— SOURCE MATERIAL —
=-=-=

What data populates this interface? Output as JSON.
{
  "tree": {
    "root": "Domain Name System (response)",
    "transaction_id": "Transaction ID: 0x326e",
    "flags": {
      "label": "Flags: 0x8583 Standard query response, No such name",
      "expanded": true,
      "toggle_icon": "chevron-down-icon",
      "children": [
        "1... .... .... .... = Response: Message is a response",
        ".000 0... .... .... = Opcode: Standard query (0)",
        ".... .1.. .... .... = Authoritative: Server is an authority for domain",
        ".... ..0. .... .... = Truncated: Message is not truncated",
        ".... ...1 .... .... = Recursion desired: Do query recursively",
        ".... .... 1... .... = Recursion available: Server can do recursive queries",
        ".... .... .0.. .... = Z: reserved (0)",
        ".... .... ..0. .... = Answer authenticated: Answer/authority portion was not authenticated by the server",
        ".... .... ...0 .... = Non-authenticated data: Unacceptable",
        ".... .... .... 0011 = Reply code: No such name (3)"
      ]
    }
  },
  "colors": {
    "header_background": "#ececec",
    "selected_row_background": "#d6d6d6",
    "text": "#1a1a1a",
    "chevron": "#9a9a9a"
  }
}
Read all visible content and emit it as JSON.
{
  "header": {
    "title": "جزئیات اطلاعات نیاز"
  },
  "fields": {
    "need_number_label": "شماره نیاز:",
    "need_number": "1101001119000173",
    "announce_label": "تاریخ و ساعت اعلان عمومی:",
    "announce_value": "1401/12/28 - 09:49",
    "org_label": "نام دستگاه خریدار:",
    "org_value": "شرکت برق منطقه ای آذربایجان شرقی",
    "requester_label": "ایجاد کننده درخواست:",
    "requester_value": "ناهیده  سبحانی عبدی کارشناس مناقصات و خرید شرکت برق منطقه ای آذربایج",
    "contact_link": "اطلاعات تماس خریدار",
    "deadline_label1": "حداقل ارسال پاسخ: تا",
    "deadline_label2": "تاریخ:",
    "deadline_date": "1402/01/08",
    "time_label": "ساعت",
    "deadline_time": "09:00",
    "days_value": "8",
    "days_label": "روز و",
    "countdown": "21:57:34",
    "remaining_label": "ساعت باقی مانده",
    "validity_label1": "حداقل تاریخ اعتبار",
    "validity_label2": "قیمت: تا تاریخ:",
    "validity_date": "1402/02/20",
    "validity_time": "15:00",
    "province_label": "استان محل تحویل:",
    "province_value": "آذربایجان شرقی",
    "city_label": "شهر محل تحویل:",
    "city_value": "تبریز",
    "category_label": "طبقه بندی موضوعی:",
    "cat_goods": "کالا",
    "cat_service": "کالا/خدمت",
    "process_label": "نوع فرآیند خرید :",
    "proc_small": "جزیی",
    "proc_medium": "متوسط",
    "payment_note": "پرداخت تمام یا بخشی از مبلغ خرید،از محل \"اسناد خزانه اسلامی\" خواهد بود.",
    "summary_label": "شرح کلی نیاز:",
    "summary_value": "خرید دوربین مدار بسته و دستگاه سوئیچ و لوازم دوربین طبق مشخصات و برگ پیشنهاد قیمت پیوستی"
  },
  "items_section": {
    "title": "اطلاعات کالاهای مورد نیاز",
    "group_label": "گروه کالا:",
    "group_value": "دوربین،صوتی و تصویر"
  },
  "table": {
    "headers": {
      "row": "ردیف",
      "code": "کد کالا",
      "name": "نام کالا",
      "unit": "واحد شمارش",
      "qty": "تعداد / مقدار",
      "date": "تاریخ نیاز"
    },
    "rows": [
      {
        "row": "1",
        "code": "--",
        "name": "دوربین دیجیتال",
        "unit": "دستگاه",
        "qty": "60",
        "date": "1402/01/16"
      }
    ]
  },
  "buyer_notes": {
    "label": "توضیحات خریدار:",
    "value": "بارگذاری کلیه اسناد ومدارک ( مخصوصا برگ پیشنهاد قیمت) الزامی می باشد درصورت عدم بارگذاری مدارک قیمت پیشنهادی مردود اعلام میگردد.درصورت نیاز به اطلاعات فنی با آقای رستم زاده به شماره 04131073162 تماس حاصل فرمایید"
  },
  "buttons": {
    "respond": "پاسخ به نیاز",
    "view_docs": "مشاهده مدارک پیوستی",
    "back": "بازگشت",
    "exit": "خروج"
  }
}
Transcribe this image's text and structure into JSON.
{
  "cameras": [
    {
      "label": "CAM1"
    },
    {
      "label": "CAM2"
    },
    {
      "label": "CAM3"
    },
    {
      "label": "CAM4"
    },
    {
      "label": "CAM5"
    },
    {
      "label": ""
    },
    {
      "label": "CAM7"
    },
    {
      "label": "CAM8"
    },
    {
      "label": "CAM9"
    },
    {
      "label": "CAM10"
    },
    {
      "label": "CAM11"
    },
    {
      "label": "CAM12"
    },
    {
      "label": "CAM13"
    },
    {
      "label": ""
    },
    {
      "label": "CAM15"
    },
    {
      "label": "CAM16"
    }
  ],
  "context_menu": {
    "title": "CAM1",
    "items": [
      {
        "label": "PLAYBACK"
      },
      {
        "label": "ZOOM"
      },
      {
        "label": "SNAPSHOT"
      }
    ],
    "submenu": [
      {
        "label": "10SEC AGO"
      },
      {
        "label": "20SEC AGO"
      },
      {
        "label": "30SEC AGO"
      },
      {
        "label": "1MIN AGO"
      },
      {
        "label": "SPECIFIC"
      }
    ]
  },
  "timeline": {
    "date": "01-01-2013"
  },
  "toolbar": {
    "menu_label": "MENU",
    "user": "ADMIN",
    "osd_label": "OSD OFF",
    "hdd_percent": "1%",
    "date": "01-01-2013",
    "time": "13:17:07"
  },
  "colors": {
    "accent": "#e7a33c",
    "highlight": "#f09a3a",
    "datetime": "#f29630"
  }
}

=-=-=

— OBJECTIVE —
Your task is to repeat the data exactly; please include every line.

— REPLY —
What data populates this interface? Output as JSON.
{
  "tree": {
    "root": "Domain Name System (response)",
    "transaction_id": "Transaction ID: 0x326e",
    "flags": {
      "label": "Flags: 0x8583 Standard query response, No such name",
      "expanded": true,
      "toggle_icon": "chevron-down-icon",
      "children": [
        "1... .... .... .... = Response: Message is a response",
        ".000 0... .... .... = Opcode: Standard query (0)",
        ".... .1.. .... .... = Authoritative: Server is an authority for domain",
        ".... ..0. .... .... = Truncated: Message is not truncated",
        ".... ...1 .... .... = Recursion desired: Do query recursively",
        ".... .... 1... .... = Recursion available: Server can do recursive queries",
        ".... .... .0.. .... = Z: reserved (0)",
        ".... .... ..0. .... = Answer authenticated: Answer/authority portion was not authenticated by the server",
        ".... .... ...0 .... = Non-authenticated data: Unacceptable",
        ".... .... .... 0011 = Reply code: No such name (3)"
      ]
    }
  },
  "colors": {
    "header_background": "#ececec",
    "selected_row_background": "#d6d6d6",
    "text": "#1a1a1a",
    "chevron": "#9a9a9a"
  }
}
Read all visible content and emit it as JSON.
{
  "header": {
    "title": "جزئیات اطلاعات نیاز"
  },
  "fields": {
    "need_number_label": "شماره نیاز:",
    "need_number": "1101001119000173",
    "announce_label": "تاریخ و ساعت اعلان عمومی:",
    "announce_value": "1401/12/28 - 09:49",
    "org_label": "نام دستگاه خریدار:",
    "org_value": "شرکت برق منطقه ای آذربایجان شرقی",
    "requester_label": "ایجاد کننده درخواست:",
    "requester_value": "ناهیده  سبحانی عبدی کارشناس مناقصات و خرید شرکت برق منطقه ای آذربایج",
    "contact_link": "اطلاعات تماس خریدار",
    "deadline_label1": "حداقل ارسال پاسخ: تا",
    "deadline_label2": "تاریخ:",
    "deadline_date": "1402/01/08",
    "time_label": "ساعت",
    "deadline_time": "09:00",
    "days_value": "8",
    "days_label": "روز و",
    "countdown": "21:57:34",
    "remaining_label": "ساعت باقی مانده",
    "validity_label1": "حداقل تاریخ اعتبار",
    "validity_label2": "قیمت: تا تاریخ:",
    "validity_date": "1402/02/20",
    "validity_time": "15:00",
    "province_label": "استان محل تحویل:",
    "province_value": "آذربایجان شرقی",
    "city_label": "شهر محل تحویل:",
    "city_value": "تبریز",
    "category_label": "طبقه بندی موضوعی:",
    "cat_goods": "کالا",
    "cat_service": "کالا/خدمت",
    "process_label": "نوع فرآیند خرید :",
    "proc_small": "جزیی",
    "proc_medium": "متوسط",
    "payment_note": "پرداخت تمام یا بخشی از مبلغ خرید،از محل \"اسناد خزانه اسلامی\" خواهد بود.",
    "summary_label": "شرح کلی نیاز:",
    "summary_value": "خرید دوربین مدار بسته و دستگاه سوئیچ و لوازم دوربین طبق مشخصات و برگ پیشنهاد قیمت پیوستی"
  },
  "items_section": {
    "title": "اطلاعات کالاهای مورد نیاز",
    "group_label": "گروه کالا:",
    "group_value": "دوربین،صوتی و تصویر"
  },
  "table": {
    "headers": {
      "row": "ردیف",
      "code": "کد کالا",
      "name": "نام کالا",
      "unit": "واحد شمارش",
      "qty": "تعداد / مقدار",
      "date": "تاریخ نیاز"
    },
    "rows": [
      {
        "row": "1",
        "code": "--",
        "name": "دوربین دیجیتال",
        "unit": "دستگاه",
        "qty": "60",
        "date": "1402/01/16"
      }
    ]
  },
  "buyer_notes": {
    "label": "توضیحات خریدار:",
    "value": "بارگذاری کلیه اسناد ومدارک ( مخصوصا برگ پیشنهاد قیمت) الزامی می باشد درصورت عدم بارگذاری مدارک قیمت پیشنهادی مردود اعلام میگردد.درصورت نیاز به اطلاعات فنی با آقای رستم زاده به شماره 04131073162 تماس حاصل فرمایید"
  },
  "buttons": {
    "respond": "پاسخ به نیاز",
    "view_docs": "مشاهده مدارک پیوستی",
    "back": "بازگشت",
    "exit": "خروج"
  }
}
Transcribe this image's text and structure into JSON.
{
  "cameras": [
    {
      "label": "CAM1"
    },
    {
      "label": "CAM2"
    },
    {
      "label": "CAM3"
    },
    {
      "label": "CAM4"
    },
    {
      "label": "CAM5"
    },
    {
      "label": ""
    },
    {
      "label": "CAM7"
    },
    {
      "label": "CAM8"
    },
    {
      "label": "CAM9"
    },
    {
      "label": "CAM10"
    },
    {
      "label": "CAM11"
    },
    {
      "label": "CAM12"
    },
    {
      "label": "CAM13"
    },
    {
      "label": ""
    },
    {
      "label": "CAM15"
    },
    {
      "label": "CAM16"
    }
  ],
  "context_menu": {
    "title": "CAM1",
    "items": [
      {
        "label": "PLAYBACK"
      },
      {
        "label": "ZOOM"
      },
      {
        "label": "SNAPSHOT"
      }
    ],
    "submenu": [
      {
        "label": "10SEC AGO"
      },
      {
        "label": "20SEC AGO"
      },
      {
        "label": "30SEC AGO"
      },
      {
        "label": "1MIN AGO"
      },
      {
        "label": "SPECIFIC"
      }
    ]
  },
  "timeline": {
    "date": "01-01-2013"
  },
  "toolbar": {
    "menu_label": "MENU",
    "user": "ADMIN",
    "osd_label": "OSD OFF",
    "hdd_percent": "1%",
    "date": "01-01-2013",
    "time": "13:17:07"
  },
  "colors": {
    "accent": "#e7a33c",
    "highlight": "#f09a3a",
    "datetime": "#f29630"
  }
}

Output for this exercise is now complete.